** start EXERCISE MATERIALS **

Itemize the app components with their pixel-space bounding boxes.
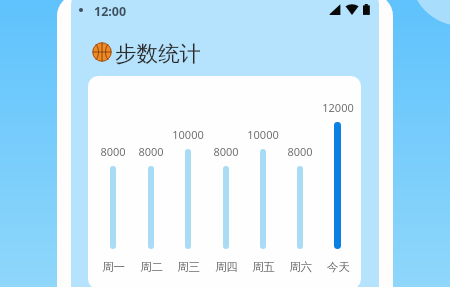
staticText: 8000 [100,144,126,159]
staticText: 8000 [287,144,313,159]
button[interactable]: 8000 [132,90,169,273]
button[interactable]: 8000 [281,90,318,273]
staticText: 12000 [322,100,354,115]
staticText: 周三 [177,260,200,274]
staticText: 步数统计 [115,40,201,67]
staticText: 10000 [172,127,204,142]
staticText: 8000 [213,144,239,159]
staticText: 周六 [289,260,312,274]
button[interactable]: 8000 [207,90,244,273]
staticText: 周四 [215,260,238,274]
staticText: 今天 [327,260,350,274]
staticText: 10000 [247,127,279,142]
staticText: 周一 [102,260,125,274]
button[interactable]: 10000 [169,90,206,273]
staticText: 8000 [138,144,164,159]
button[interactable]: 12000 [319,90,356,273]
staticText: 12:00 [94,3,127,20]
button[interactable]: 10000 [244,90,281,273]
staticText: 周二 [140,260,163,274]
staticText: 周五 [252,260,275,274]
button[interactable]: 8000 [94,90,131,273]
other: Status icons [329,4,373,16]
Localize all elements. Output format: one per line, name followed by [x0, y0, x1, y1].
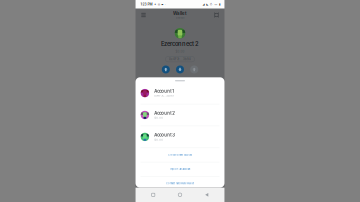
staticText: Wallet: [173, 11, 187, 16]
staticText: 0x4F7c...3b9A: [169, 57, 191, 61]
button[interactable]: Connect hardware wallet: [136, 176, 224, 190]
staticText: ▮: [219, 3, 221, 6]
staticText: ▭: [214, 3, 217, 6]
button[interactable]: Switch network: [210, 8, 222, 22]
staticText: ✦: [154, 3, 156, 6]
staticText: Account 2: [154, 111, 175, 116]
staticText: Ezerconnect 2: [161, 40, 199, 47]
staticText: ▰: [161, 3, 163, 6]
button[interactable]: Home: [171, 188, 189, 202]
button[interactable]: Create a new account: [136, 148, 224, 162]
staticText: Account 3: [154, 132, 175, 138]
staticText: 1:23 PM: [140, 2, 152, 6]
staticText: Create a new account: [168, 153, 192, 156]
staticText: ↻: [210, 3, 213, 6]
staticText: ◢: [203, 3, 205, 6]
staticText: Connect hardware wallet: [166, 182, 194, 185]
button[interactable]: Account 1: [136, 82, 224, 104]
staticText: Import an account: [170, 168, 190, 171]
staticText: ◎: [158, 3, 160, 6]
button[interactable]: Back: [198, 188, 216, 202]
staticText: Ethereum: [176, 16, 184, 19]
button[interactable]: Buy: [190, 66, 198, 74]
button[interactable]: Recent apps: [144, 188, 162, 202]
staticText: ◣: [206, 3, 208, 6]
staticText: 0x4F7c...3b9A: [154, 94, 174, 97]
button[interactable]: Menu: [138, 8, 150, 22]
button[interactable]: Import an account: [136, 162, 224, 176]
button[interactable]: 0x4F7c...3b9A: [165, 56, 195, 62]
button[interactable]: Send: [162, 66, 170, 74]
staticText: Account 1: [154, 89, 174, 94]
button[interactable]: Account 2: [136, 104, 224, 126]
button[interactable]: Account 3: [136, 126, 224, 148]
staticText: ·: [165, 3, 166, 6]
staticText: $0.00: [154, 116, 163, 119]
staticText: $0.00: [154, 138, 163, 141]
button[interactable]: Receive: [176, 66, 184, 74]
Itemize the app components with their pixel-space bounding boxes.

** end EXERCISE MATERIALS **

Please copy the listing above line for line, leaving out the pictures.

Itemize the app components with their pixel-space bounding boxes.
staticText: 8000 [100,144,126,159]
staticText: 8000 [287,144,313,159]
button[interactable]: 8000 [132,90,169,273]
button[interactable]: 8000 [281,90,318,273]
staticText: 12000 [322,100,354,115]
staticText: 周三 [177,260,200,274]
staticText: 步数统计 [115,40,201,67]
staticText: 10000 [172,127,204,142]
staticText: 8000 [213,144,239,159]
staticText: 周六 [289,260,312,274]
button[interactable]: 8000 [207,90,244,273]
staticText: 周四 [215,260,238,274]
staticText: 今天 [327,260,350,274]
staticText: 10000 [247,127,279,142]
staticText: 周一 [102,260,125,274]
button[interactable]: 10000 [169,90,206,273]
staticText: 8000 [138,144,164,159]
button[interactable]: 12000 [319,90,356,273]
staticText: 12:00 [94,3,127,20]
button[interactable]: 10000 [244,90,281,273]
staticText: 周二 [140,260,163,274]
staticText: 周五 [252,260,275,274]
button[interactable]: 8000 [94,90,131,273]
other: Status icons [329,4,373,16]
Localize all elements. Output format: one per line, name followed by [x0, y0, x1, y1].
staticText: Wallet: [173, 11, 187, 16]
staticText: 0x4F7c...3b9A: [169, 57, 191, 61]
button[interactable]: Connect hardware wallet: [136, 176, 224, 190]
staticText: ▮: [219, 3, 221, 6]
staticText: ▭: [214, 3, 217, 6]
button[interactable]: Switch network: [210, 8, 222, 22]
staticText: ✦: [154, 3, 156, 6]
staticText: Account 2: [154, 111, 175, 116]
staticText: Ezerconnect 2: [161, 40, 199, 47]
staticText: ▰: [161, 3, 163, 6]
button[interactable]: Home: [171, 188, 189, 202]
button[interactable]: Create a new account: [136, 148, 224, 162]
staticText: Account 3: [154, 132, 175, 138]
staticText: 1:23 PM: [140, 2, 152, 6]
staticText: Create a new account: [168, 153, 192, 156]
staticText: ↻: [210, 3, 213, 6]
staticText: ◢: [203, 3, 205, 6]
staticText: Connect hardware wallet: [166, 182, 194, 185]
button[interactable]: Account 1: [136, 82, 224, 104]
staticText: Import an account: [170, 168, 190, 171]
staticText: ◎: [158, 3, 160, 6]
button[interactable]: Back: [198, 188, 216, 202]
staticText: Ethereum: [176, 16, 184, 19]
button[interactable]: Buy: [190, 66, 198, 74]
button[interactable]: Recent apps: [144, 188, 162, 202]
staticText: ◣: [206, 3, 208, 6]
staticText: 0x4F7c...3b9A: [154, 94, 174, 97]
button[interactable]: Menu: [138, 8, 150, 22]
button[interactable]: Import an account: [136, 162, 224, 176]
button[interactable]: 0x4F7c...3b9A: [165, 56, 195, 62]
button[interactable]: Send: [162, 66, 170, 74]
staticText: Account 1: [154, 89, 174, 94]
button[interactable]: Account 2: [136, 104, 224, 126]
button[interactable]: Account 3: [136, 126, 224, 148]
staticText: ·: [165, 3, 166, 6]
staticText: $0.00: [154, 116, 163, 119]
staticText: $0.00: [154, 138, 163, 141]
button[interactable]: Receive: [176, 66, 184, 74]
Itemize the app components with their pixel-space bounding boxes.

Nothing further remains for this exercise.